▸ **Task**
Tally up the lines carrying the string "random" and respond with only the resulting number.
# # #
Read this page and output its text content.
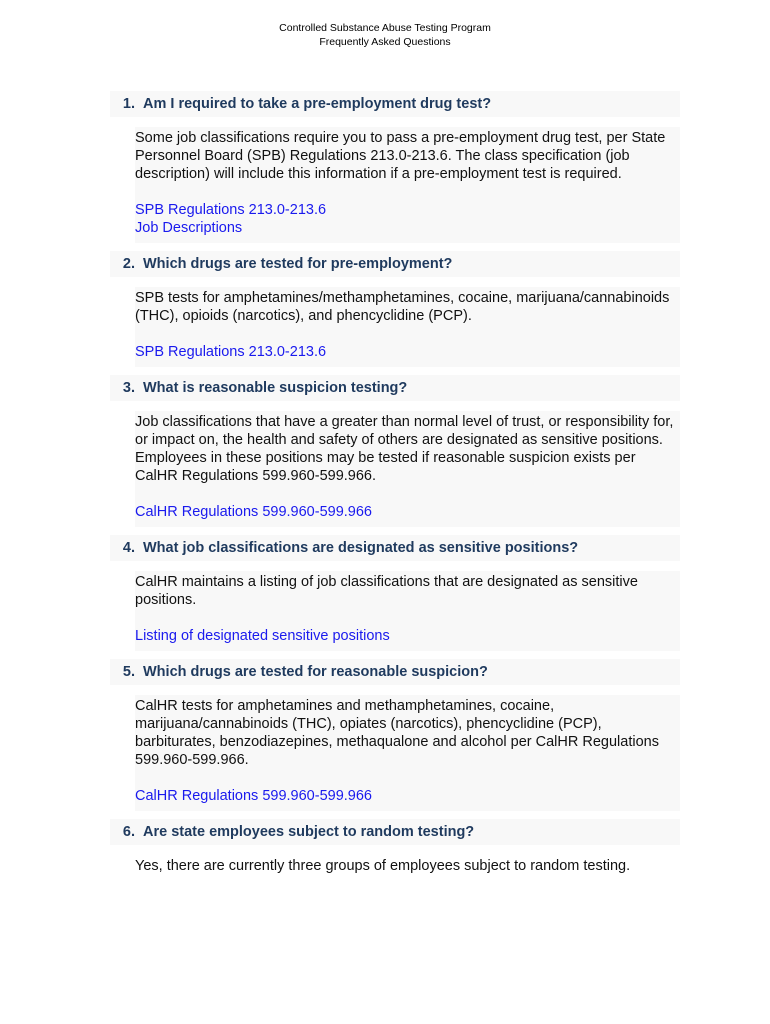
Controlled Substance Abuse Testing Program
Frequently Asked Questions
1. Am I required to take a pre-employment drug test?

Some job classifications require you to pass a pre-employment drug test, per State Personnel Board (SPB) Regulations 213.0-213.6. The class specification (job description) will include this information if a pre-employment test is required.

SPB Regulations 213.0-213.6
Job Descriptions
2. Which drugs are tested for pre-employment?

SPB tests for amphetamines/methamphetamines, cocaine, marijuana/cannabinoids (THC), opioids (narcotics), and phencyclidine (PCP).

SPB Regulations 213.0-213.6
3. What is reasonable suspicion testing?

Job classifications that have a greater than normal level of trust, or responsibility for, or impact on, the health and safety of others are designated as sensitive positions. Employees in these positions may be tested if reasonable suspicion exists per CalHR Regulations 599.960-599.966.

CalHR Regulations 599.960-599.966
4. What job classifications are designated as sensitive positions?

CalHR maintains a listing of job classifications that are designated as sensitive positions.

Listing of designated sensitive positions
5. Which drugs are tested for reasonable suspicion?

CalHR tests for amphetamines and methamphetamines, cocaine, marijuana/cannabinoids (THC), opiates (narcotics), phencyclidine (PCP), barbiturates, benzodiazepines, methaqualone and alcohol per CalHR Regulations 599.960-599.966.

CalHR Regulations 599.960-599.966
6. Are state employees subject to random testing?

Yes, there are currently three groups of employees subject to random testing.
# # #
▸ **Solution**
2